THE EXERCISE:
Determine the number of lines that contain the word "Junta", then state that number and nothing more.

RECORDS FOR THE TASK:

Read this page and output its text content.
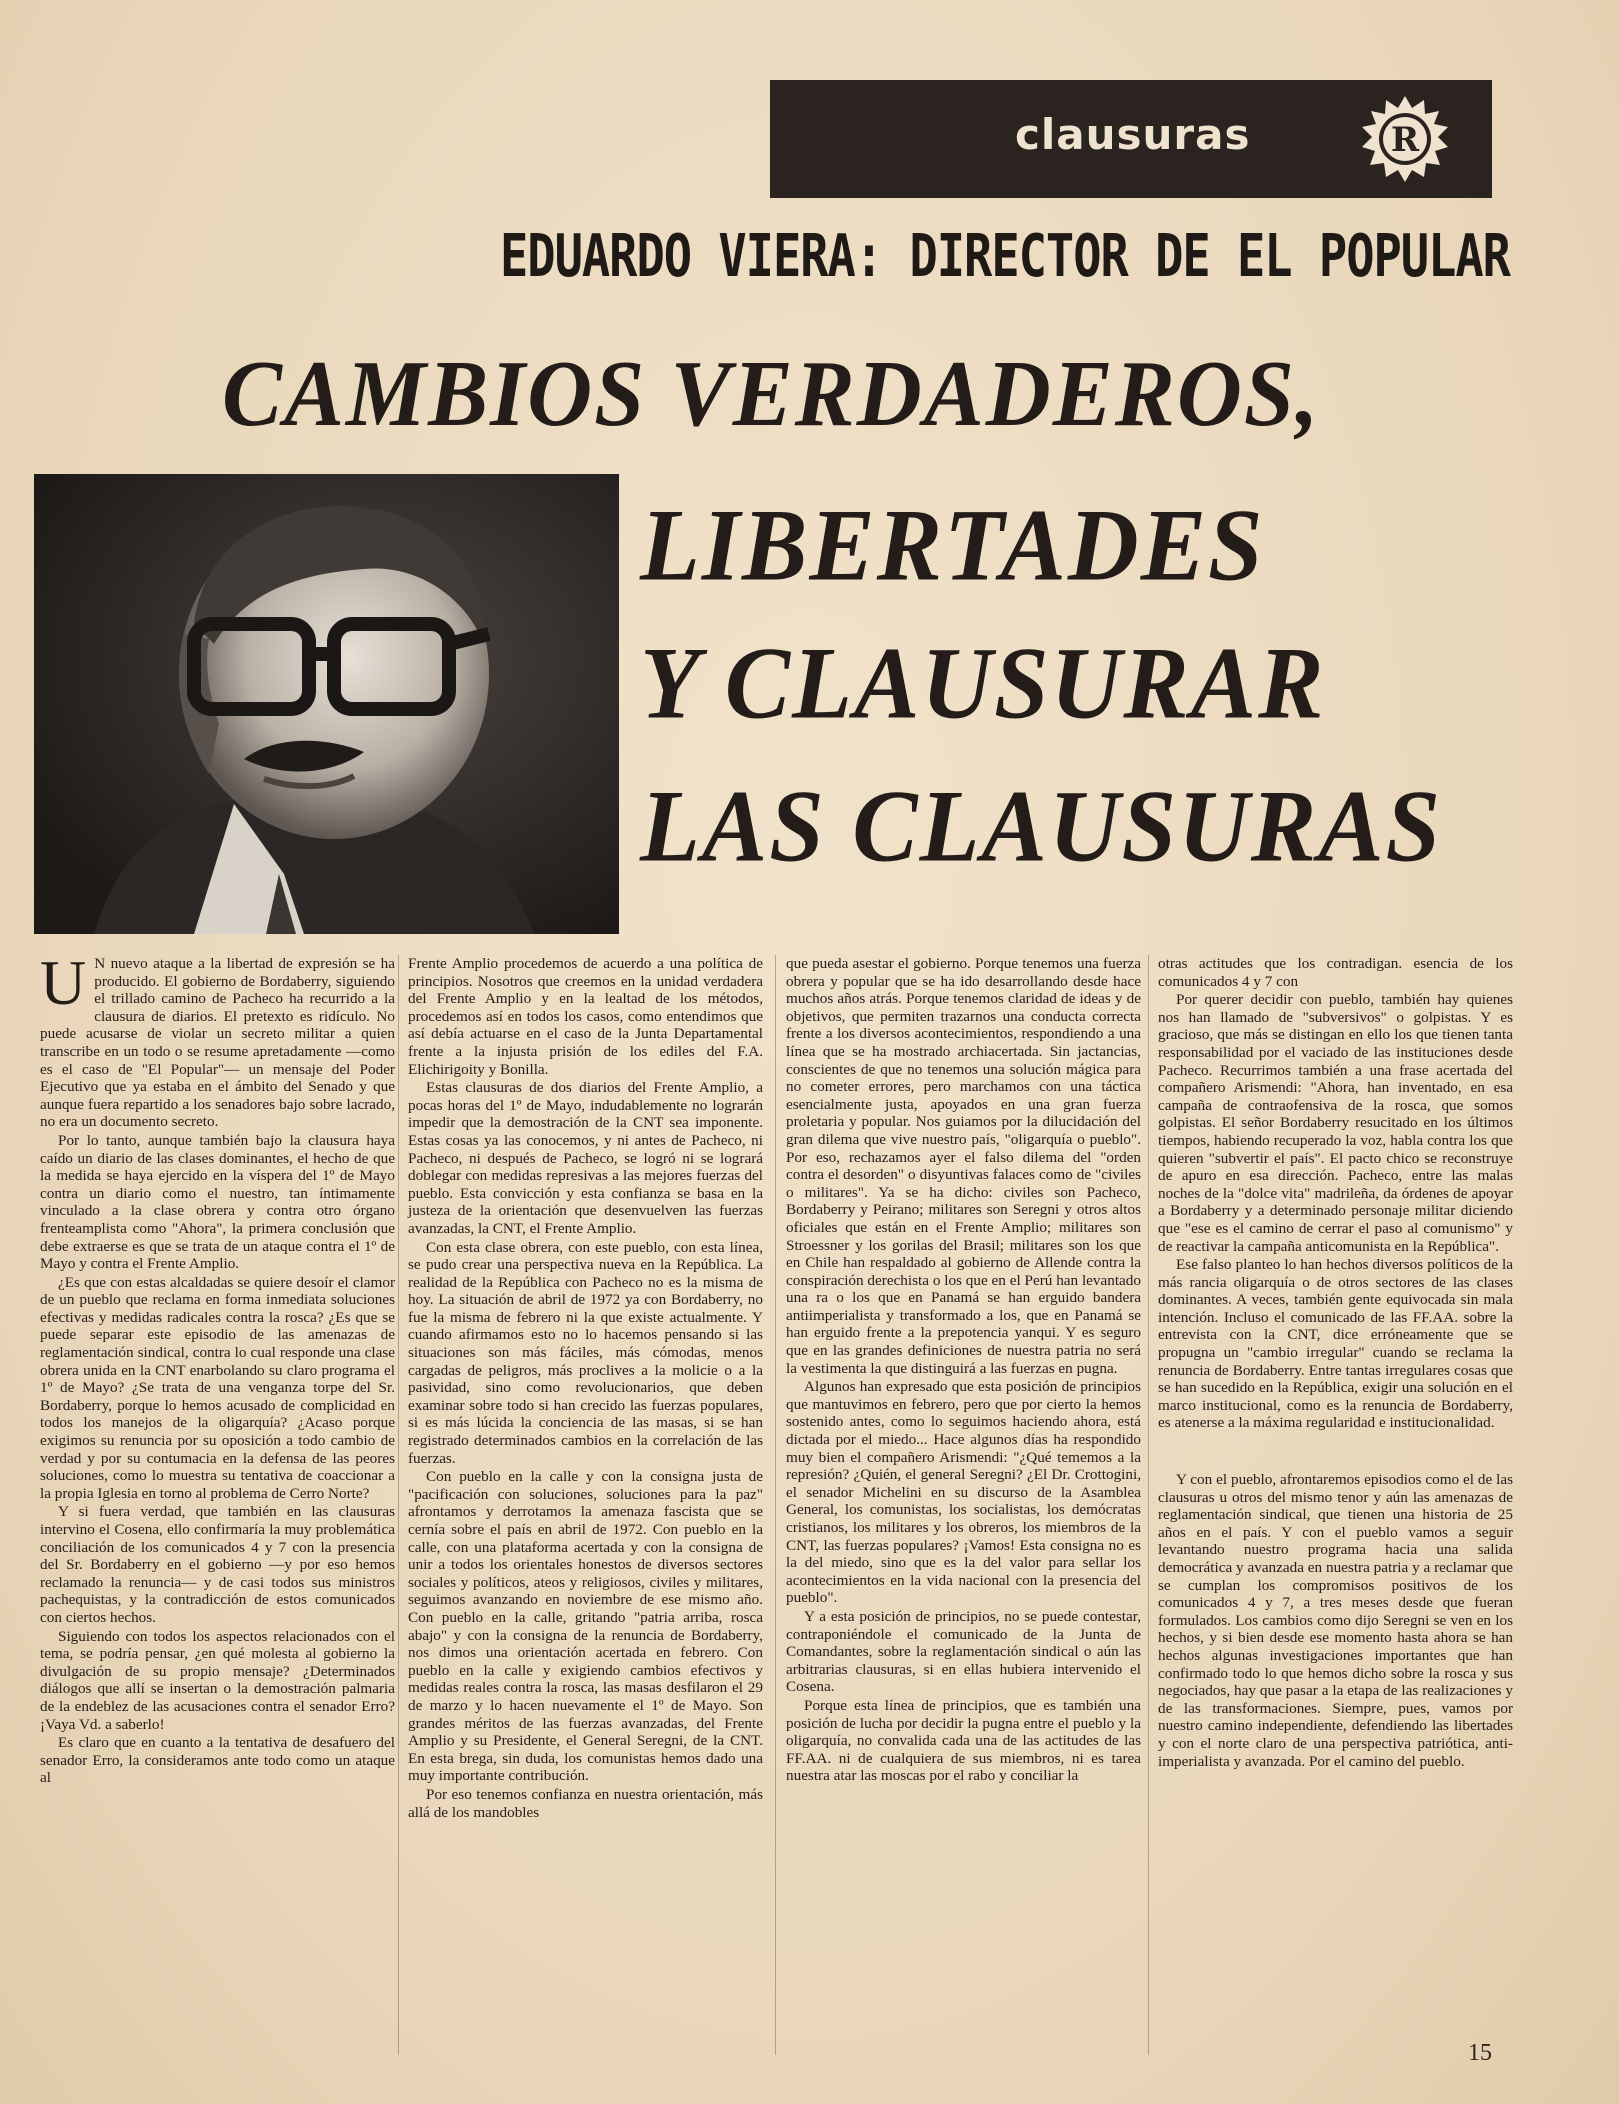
clausuras	R
EDUARDO VIERA: DIRECTOR DE EL POPULAR
CAMBIOS VERDADEROS,
LIBERTADES
Y CLAUSURAR
LAS CLAUSURAS

U N nuevo ataque a la libertad de expresión se ha producido. El gobierno de Bordaberry, siguiendo el trillado camino de Pacheco ha recurrido a la clausura de diarios. El pretexto es ridículo. No puede acusarse de violar un secreto militar a quien transcribe en un todo o se resume apretadamente —como es el caso de "El Popular"— un mensaje del Poder Ejecutivo que ya estaba en el ámbito del Senado y que aunque fuera repartido a los senadores bajo sobre lacrado, no era un documento secreto.

Por lo tanto, aunque también bajo la clausura haya caído un diario de las clases dominantes, el hecho de que la medida se haya ejercido en la víspera del 1º de Mayo contra un diario como el nuestro, tan íntimamente vinculado a la clase obrera y contra otro órgano frenteamplista como "Ahora", la primera conclusión que debe extraerse es que se trata de un ataque contra el 1º de Mayo y contra el Frente Amplio.

¿Es que con estas alcaldadas se quiere desoír el clamor de un pueblo que reclama en forma inmediata soluciones efectivas y medidas radicales contra la rosca? ¿Es que se puede separar este episodio de las amenazas de reglamentación sindical, contra lo cual responde una clase obrera unida en la CNT enarbolando su claro programa el 1º de Mayo? ¿Se trata de una venganza torpe del Sr. Bordaberry, porque lo hemos acusado de complicidad en todos los manejos de la oligarquía? ¿Acaso porque exigimos su renuncia por su oposición a todo cambio de verdad y por su contumacia en la defensa de las peores soluciones, como lo muestra su tentativa de coaccionar a la propia Iglesia en torno al problema de Cerro Norte?

Y si fuera verdad, que también en las clausuras intervino el Cosena, ello confirmaría la muy problemática conciliación de los comunicados 4 y 7 con la presencia del Sr. Bordaberry en el gobierno —y por eso hemos reclamado la renuncia— y de casi todos sus ministros pachequistas, y la contradicción de estos comunicados con ciertos hechos.

Siguiendo con todos los aspectos relacionados con el tema, se podría pensar, ¿en qué molesta al gobierno la divulgación de su propio mensaje? ¿Determinados diálogos que allí se insertan o la demostración palmaria de la endeblez de las acusaciones contra el senador Erro? ¡Vaya Vd. a saberlo!

Es claro que en cuanto a la tentativa de desafuero del senador Erro, la consideramos ante todo como un ataque al

Frente Amplio procedemos de acuerdo a una política de principios. Nosotros que creemos en la unidad verdadera del Frente Amplio y en la lealtad de los métodos, procedemos así en todos los casos, como entendimos que así debía actuarse en el caso de la Junta Departamental frente a la injusta prisión de los ediles del F.A. Elichirigoity y Bonilla.

Estas clausuras de dos diarios del Frente Amplio, a pocas horas del 1º de Mayo, indudablemente no lograrán impedir que la demostración de la CNT sea imponente. Estas cosas ya las conocemos, y ni antes de Pacheco, ni Pacheco, ni después de Pacheco, se logró ni se logrará doblegar con medidas represivas a las mejores fuerzas del pueblo. Esta convicción y esta confianza se basa en la justeza de la orientación que desenvuelven las fuerzas avanzadas, la CNT, el Frente Amplio.

Con esta clase obrera, con este pueblo, con esta línea, se pudo crear una perspectiva nueva en la República. La realidad de la República con Pacheco no es la misma de hoy. La situación de abril de 1972 ya con Bordaberry, no fue la misma de febrero ni la que existe actualmente. Y cuando afirmamos esto no lo hacemos pensando si las situaciones son más fáciles, más cómodas, menos cargadas de peligros, más proclives a la molicie o a la pasividad, sino como revolucionarios, que deben examinar sobre todo si han crecido las fuerzas populares, si es más lúcida la conciencia de las masas, si se han registrado determinados cambios en la correlación de las fuerzas.

Con pueblo en la calle y con la consigna justa de "pacificación con soluciones, soluciones para la paz" afrontamos y derrotamos la amenaza fascista que se cernía sobre el país en abril de 1972. Con pueblo en la calle, con una plataforma acertada y con la consigna de unir a todos los orientales honestos de diversos sectores sociales y políticos, ateos y religiosos, civiles y militares, seguimos avanzando en noviembre de ese mismo año. Con pueblo en la calle, gritando "patria arriba, rosca abajo" y con la consigna de la renuncia de Bordaberry, nos dimos una orientación acertada en febrero. Con pueblo en la calle y exigiendo cambios efectivos y medidas reales contra la rosca, las masas desfilaron el 29 de marzo y lo hacen nuevamente el 1º de Mayo. Son grandes méritos de las fuerzas avanzadas, del Frente Amplio y su Presidente, el General Seregni, de la CNT. En esta brega, sin duda, los comunistas hemos dado una muy importante contribución.

Por eso tenemos confianza en nuestra orientación, más allá de los mandobles

que pueda asestar el gobierno. Porque tenemos una fuerza obrera y popular que se ha ido desarrollando desde hace muchos años atrás. Porque tenemos claridad de ideas y de objetivos, que permiten trazarnos una conducta correcta frente a los diversos acontecimientos, respondiendo a una línea que se ha mostrado archiacertada. Sin jactancias, conscientes de que no tenemos una solución mágica para no cometer errores, pero marchamos con una táctica esencialmente justa, apoyados en una gran fuerza proletaria y popular. Nos guiamos por la dilucidación del gran dilema que vive nuestro país, "oligarquía o pueblo". Por eso, rechazamos ayer el falso dilema del "orden contra el desorden" o disyuntivas falaces como de "civiles o militares". Ya se ha dicho: civiles son Pacheco, Bordaberry y Peirano; militares son Seregni y otros altos oficiales que están en el Frente Amplio; militares son Stroessner y los gorilas del Brasil; militares son los que en Chile han respaldado al gobierno de Allende contra la conspiración derechista o los que en el Perú han levantado una ra o los que en Panamá se han erguido bandera antiimperialista y transformado a los, que en Panamá se han erguido frente a la prepotencia yanqui. Y es seguro que en las grandes definiciones de nuestra patria no será la vestimenta la que distinguirá a las fuerzas en pugna.

Algunos han expresado que esta posición de principios que mantuvimos en febrero, pero que por cierto la hemos sostenido antes, como lo seguimos haciendo ahora, está dictada por el miedo... Hace algunos días ha respondido muy bien el compañero Arismendi: "¿Qué tememos a la represión? ¿Quién, el general Seregni? ¿El Dr. Crottogini, el senador Michelini en su discurso de la Asamblea General, los comunistas, los socialistas, los demócratas cristianos, los militares y los obreros, los miembros de la CNT, las fuerzas populares? ¡Vamos! Esta consigna no es la del miedo, sino que es la del valor para sellar los acontecimientos en la vida nacional con la presencia del pueblo".

Y a esta posición de principios, no se puede contestar, contraponiéndole el comunicado de la Junta de Comandantes, sobre la reglamentación sindical o aún las arbitrarias clausuras, si en ellas hubiera intervenido el Cosena.

Porque esta línea de principios, que es también una posición de lucha por decidir la pugna entre el pueblo y la oligarquía, no convalida cada una de las actitudes de las FF.AA. ni de cualquiera de sus miembros, ni es tarea nuestra atar las moscas por el rabo y conciliar la

otras actitudes que los contradigan. esencia de los comunicados 4 y 7 con

Por querer decidir con pueblo, también hay quienes nos han llamado de "subversivos" o golpistas. Y es gracioso, que más se distingan en ello los que tienen tanta responsabilidad por el vaciado de las instituciones desde Pacheco. Recurrimos también a una frase acertada del compañero Arismendi: "Ahora, han inventado, en esa campaña de contraofensiva de la rosca, que somos golpistas. El señor Bordaberry resucitado en los últimos tiempos, habiendo recuperado la voz, habla contra los que quieren "subvertir el país". El pacto chico se reconstruye de apuro en esa dirección. Pacheco, entre las malas noches de la "dolce vita" madrileña, da órdenes de apoyar a Bordaberry y a determinado personaje militar diciendo que "ese es el camino de cerrar el paso al comunismo" y de reactivar la campaña anticomunista en la República".

Ese falso planteo lo han hechos diversos políticos de la más rancia oligarquía o de otros sectores de las clases dominantes. A veces, también gente equivocada sin mala intención. Incluso el comunicado de las FF.AA. sobre la entrevista con la CNT, dice erróneamente que se propugna un "cambio irregular" cuando se reclama la renuncia de Bordaberry. Entre tantas irregulares cosas que se han sucedido en la República, exigir una solución en el marco institucional, como es la renuncia de Bordaberry, es atenerse a la máxima regularidad e institucionalidad.

Y con el pueblo, afrontaremos episodios como el de las clausuras u otros del mismo tenor y aún las amenazas de reglamentación sindical, que tienen una historia de 25 años en el país. Y con el pueblo vamos a seguir levantando nuestro programa hacia una salida democrática y avanzada en nuestra patria y a reclamar que se cumplan los compromisos positivos de los comunicados 4 y 7, a tres meses desde que fueran formulados. Los cambios como dijo Seregni se ven en los hechos, y si bien desde ese momento hasta ahora se han hechos algunas investigaciones importantes que han confirmado todo lo que hemos dicho sobre la rosca y sus negociados, hay que pasar a la etapa de las realizaciones y de las transformaciones. Siempre, pues, vamos por nuestro camino independiente, defendiendo las libertades y con el norte claro de una perspectiva patriótica, anti-imperialista y avanzada. Por el camino del pueblo.

15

OUTPUT:
2